What lawyer wants to have their pay limited thusly?

You can hire your own lawyer for the proceedings but no jackpot payouts in arbitration.

OkayPhysicist•48m ago
Arbitration agreements have largely backed off in the last couple of years, because the main benefit (avoiding class action lawsuits) has been eroded. Activists discovered that you can cause serious economic damage to company simply by mass-filing arbitration claims, and some case law poked holes in just how "binding" the agreements were (and if someone can appeal their arbitration case, it defeats the whole point).

This shift happened 2022 ish.

darth_avocado•40m ago
> Arbitration agreements have largely backed off in the last couple of years

Almost every tech company still uses them.

zoklet-enjoyer•1h ago
All the local lawyers have conflicts of interest?

I know someone suing their landlord and he had to find a lawyer 3 hours away because all the local lawyers work with this property management company.

aipatselarom•13m ago
Whoa, what an interesting variation of "buying the railroads".
darth_avocado•41m ago
Not really. It only says that they don’t have enough to make a case where the cost of litigation will be more than what it’s worth. I’ve talked to labor lawyers before and attorneys usually won’t take the case and advise you not to pursue it unless it’s relatively straightforward to win.
philipallstar•1h ago
Remember, you should think of HR as a friend. Just not your friend.
devsda•1h ago
Off topic.

Did anybody read the linked fortune article about Uber ceo expecting people to work on weekends.

It has that paid PR post and satirical piece vibes at the same time. With words like "unparalleled work ethic" working on weekends, wisdom and the part about checking emails right after waking up at 5 in the morning, I was expecting it to wrap up with a hint of obvious sarcasm but sadly it never came.

polotics•1h ago
This isn't off topic in as much as clearly it reveals how disconnected from reality that CEO is:

"Khosrowshahi says: Just work hard, and success will follow. "

...is hilarious for a company like Uber, where the whole point of the business model is to optimize away drivers income so much that they will always be on the edge of something very much else than success, no matter how hard they work!

wojciii•28m ago
Uber is a failure here in this part of Scandinavia. They were made redundant by our lowmakers and try to run some kind of cab business in accordance with our laws.

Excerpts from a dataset
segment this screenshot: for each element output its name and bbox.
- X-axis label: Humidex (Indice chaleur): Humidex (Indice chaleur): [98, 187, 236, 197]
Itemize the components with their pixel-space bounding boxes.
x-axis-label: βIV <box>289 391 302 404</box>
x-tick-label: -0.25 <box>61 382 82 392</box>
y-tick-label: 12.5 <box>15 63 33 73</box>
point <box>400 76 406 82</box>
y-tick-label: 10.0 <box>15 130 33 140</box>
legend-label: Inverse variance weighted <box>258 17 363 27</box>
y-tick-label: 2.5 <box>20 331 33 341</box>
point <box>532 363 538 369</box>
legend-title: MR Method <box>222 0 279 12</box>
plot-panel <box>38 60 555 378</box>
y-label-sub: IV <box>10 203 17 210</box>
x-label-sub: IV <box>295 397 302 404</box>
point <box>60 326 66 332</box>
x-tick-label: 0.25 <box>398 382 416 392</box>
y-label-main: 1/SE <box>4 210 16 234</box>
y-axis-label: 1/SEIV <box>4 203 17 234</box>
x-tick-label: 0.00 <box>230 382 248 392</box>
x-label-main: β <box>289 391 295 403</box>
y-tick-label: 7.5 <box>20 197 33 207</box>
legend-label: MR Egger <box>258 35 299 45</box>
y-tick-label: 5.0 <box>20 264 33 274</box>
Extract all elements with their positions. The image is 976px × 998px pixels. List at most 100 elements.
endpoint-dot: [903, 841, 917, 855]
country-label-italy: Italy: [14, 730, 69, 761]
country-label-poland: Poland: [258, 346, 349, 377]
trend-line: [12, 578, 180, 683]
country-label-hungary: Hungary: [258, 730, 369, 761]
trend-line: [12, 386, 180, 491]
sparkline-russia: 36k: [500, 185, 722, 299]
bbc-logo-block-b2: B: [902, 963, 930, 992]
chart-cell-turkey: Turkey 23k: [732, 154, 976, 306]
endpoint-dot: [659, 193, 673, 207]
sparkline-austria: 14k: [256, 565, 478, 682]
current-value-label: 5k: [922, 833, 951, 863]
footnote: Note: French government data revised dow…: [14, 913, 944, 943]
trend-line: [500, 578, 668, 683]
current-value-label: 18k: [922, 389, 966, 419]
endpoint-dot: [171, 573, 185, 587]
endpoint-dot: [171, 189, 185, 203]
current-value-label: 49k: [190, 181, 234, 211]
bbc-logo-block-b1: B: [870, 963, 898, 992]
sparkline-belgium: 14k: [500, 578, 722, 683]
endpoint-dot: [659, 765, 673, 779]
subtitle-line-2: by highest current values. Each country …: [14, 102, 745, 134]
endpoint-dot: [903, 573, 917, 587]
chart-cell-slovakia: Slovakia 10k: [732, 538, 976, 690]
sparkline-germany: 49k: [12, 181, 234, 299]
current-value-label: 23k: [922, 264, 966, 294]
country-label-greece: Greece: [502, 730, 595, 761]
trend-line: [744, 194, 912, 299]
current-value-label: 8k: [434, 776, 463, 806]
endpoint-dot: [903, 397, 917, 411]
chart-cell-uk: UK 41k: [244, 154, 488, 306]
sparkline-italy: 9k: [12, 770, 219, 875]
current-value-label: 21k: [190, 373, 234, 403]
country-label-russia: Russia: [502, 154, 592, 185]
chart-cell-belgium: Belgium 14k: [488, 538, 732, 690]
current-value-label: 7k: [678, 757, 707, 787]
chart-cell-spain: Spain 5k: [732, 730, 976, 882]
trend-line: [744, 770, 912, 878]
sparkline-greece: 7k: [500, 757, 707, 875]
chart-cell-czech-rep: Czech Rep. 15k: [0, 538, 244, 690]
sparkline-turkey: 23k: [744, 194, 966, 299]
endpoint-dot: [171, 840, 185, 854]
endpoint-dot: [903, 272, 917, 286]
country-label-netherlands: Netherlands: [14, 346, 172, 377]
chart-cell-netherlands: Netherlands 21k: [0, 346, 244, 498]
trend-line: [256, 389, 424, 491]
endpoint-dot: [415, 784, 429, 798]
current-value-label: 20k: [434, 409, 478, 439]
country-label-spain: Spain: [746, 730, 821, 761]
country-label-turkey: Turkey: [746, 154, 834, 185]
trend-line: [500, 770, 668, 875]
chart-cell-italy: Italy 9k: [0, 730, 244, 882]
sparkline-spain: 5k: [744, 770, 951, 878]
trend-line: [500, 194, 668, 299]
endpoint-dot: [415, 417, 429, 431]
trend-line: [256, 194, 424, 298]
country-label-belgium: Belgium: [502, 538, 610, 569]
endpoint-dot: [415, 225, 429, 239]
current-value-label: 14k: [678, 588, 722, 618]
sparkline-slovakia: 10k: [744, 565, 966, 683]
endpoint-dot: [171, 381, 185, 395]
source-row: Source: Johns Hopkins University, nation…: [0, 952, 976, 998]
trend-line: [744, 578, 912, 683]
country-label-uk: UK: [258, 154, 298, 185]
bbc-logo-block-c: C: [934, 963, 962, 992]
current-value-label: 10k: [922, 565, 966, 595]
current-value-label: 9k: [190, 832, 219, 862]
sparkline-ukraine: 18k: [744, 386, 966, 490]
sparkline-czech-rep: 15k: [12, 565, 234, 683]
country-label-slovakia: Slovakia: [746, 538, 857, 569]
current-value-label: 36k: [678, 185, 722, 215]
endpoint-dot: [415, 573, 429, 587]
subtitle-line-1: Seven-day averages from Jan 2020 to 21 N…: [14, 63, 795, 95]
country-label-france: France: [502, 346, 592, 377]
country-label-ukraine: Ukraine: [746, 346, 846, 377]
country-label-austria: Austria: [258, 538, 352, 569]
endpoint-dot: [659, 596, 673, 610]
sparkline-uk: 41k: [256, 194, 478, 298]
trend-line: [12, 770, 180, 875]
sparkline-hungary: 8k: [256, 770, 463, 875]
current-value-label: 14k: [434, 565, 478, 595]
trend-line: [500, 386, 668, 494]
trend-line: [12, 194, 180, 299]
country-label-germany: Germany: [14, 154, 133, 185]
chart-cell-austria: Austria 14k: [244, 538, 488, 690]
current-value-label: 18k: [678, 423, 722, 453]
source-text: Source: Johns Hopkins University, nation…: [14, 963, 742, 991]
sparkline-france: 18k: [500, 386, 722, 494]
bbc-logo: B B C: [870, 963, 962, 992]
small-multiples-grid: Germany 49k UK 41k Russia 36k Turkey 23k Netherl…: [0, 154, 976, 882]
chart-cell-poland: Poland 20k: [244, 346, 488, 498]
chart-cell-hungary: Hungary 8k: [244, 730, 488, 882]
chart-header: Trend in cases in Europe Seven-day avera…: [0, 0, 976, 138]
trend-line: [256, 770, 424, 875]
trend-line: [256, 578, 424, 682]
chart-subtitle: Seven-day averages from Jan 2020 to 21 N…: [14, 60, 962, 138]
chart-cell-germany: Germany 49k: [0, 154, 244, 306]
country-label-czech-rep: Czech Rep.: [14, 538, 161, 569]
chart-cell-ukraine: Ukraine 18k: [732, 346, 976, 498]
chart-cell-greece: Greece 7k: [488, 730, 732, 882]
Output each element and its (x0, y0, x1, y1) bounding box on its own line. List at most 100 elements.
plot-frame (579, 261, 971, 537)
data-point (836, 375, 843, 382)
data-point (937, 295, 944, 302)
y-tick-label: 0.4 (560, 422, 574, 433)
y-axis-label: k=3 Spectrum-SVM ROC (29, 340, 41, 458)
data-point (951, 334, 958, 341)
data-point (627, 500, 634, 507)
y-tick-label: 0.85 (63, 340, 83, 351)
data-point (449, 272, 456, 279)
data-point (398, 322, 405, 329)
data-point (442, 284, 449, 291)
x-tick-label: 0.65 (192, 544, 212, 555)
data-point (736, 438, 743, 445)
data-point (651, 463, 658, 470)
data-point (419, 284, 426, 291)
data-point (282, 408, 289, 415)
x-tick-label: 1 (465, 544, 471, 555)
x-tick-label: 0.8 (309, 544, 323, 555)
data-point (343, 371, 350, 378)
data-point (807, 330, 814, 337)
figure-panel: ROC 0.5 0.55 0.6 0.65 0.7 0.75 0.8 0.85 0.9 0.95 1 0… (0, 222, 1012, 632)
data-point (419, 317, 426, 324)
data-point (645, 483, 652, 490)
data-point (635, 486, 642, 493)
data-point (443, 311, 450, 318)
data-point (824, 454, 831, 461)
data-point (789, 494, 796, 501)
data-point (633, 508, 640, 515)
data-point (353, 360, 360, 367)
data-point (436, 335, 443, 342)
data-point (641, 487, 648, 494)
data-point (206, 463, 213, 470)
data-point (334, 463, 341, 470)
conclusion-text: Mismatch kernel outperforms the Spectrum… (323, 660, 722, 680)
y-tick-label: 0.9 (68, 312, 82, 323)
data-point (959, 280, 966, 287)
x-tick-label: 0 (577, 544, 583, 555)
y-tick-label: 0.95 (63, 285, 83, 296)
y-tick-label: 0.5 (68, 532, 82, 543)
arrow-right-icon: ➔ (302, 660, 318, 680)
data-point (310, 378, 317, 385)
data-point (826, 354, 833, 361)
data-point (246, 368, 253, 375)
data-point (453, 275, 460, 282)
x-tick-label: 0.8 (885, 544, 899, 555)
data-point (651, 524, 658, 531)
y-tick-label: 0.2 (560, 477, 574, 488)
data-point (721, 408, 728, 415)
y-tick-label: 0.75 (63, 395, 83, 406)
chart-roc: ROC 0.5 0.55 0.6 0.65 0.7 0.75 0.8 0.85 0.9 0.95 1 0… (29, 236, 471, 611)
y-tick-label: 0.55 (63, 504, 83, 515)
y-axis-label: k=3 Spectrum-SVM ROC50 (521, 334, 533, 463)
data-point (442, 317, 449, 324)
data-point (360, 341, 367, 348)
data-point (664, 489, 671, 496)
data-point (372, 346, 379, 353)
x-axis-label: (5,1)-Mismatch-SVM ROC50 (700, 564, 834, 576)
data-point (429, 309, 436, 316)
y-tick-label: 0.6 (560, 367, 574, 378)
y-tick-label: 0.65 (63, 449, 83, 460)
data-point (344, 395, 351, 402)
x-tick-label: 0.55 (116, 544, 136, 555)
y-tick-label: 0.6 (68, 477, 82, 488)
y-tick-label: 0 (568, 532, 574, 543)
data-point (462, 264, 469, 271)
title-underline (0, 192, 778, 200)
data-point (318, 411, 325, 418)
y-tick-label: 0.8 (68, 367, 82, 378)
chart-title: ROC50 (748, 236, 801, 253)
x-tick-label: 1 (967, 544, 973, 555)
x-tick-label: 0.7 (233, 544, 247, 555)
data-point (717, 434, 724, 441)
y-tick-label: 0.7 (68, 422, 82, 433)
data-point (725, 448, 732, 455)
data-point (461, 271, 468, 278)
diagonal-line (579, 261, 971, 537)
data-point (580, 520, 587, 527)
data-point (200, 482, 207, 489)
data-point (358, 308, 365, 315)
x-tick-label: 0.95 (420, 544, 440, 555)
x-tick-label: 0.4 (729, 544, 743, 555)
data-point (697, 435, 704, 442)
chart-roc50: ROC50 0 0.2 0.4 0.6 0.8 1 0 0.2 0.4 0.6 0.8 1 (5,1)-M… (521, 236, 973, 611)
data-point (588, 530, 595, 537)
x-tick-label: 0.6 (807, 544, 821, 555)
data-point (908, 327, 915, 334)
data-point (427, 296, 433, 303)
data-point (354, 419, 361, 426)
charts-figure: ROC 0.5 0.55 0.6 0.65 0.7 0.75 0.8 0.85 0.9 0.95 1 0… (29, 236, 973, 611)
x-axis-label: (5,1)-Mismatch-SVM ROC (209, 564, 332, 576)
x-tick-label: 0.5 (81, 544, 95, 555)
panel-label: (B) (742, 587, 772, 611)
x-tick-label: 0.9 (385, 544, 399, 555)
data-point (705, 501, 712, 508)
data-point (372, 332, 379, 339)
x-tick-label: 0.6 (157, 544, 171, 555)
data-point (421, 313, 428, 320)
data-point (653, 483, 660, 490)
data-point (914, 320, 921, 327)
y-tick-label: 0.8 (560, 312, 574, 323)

▶ EXERCISES TO COMPLETE:
A: In the comment thread, around what year did the shift away from arbitration agreements happen?
B: Write what comes next in the comment thread, continuing on from its final comment.

▶ ANSWERS BY ITEM:
A: Around 2022.

B:
kleiba•43m ago
To be honest, if they paid me a 6 digit salary, I'd be happy to "answer an email" on a Saturday, it isn't exactly doing an 8+ hour shift at the weekend.
_fw•19m ago
It’s not that a single email isn’t worth the bargain (it is). It’s that this is symptomatic of an unhealthy, performative culture.

This kind of behaviour incentivises a kind of pick-me, I’m suffering the most for the shareholders type of behaviour.

How many Saturday emails really make a difference? The whole thing is a ruse.

And the fact this shithead is spouting his nonsense on Steven Bartlett’s asinine podcast surprises me not.

triceratops•10m ago
You're selling yourself too cheaply. To habitually work on weekends I'd need at least a 7 figure salary. Maybe even 8 figures.
10xDev•1h ago
Oof. Never ever ever ever report a female coworker as a male. Once the "sexual harassment" card gets evoked it is almost always over which can happen over literally nothing. Fighting it will make you look like the problem. Many such cases.
zoklet-enjoyer•1h ago
"...I decided to share it because I think it illustrates something most employees don’t think about until it’s too late: HR exists to protect the company, not you."

No shit

1024core•1h ago
> I was fired for following HR’s own verbal instructions.

This is why, even when there are verbal instructions, politely request that they give you something in writing; you know, for your reference, just in case you forget ;-)

barelysapient•56m ago
Or send your own email recapping the conversation.
GuinansEyebrows•45m ago
why would you contact Uber's legal team to ask if you could file a lawsuit against them? do you think they would have any reason not to convince you to drop the matter?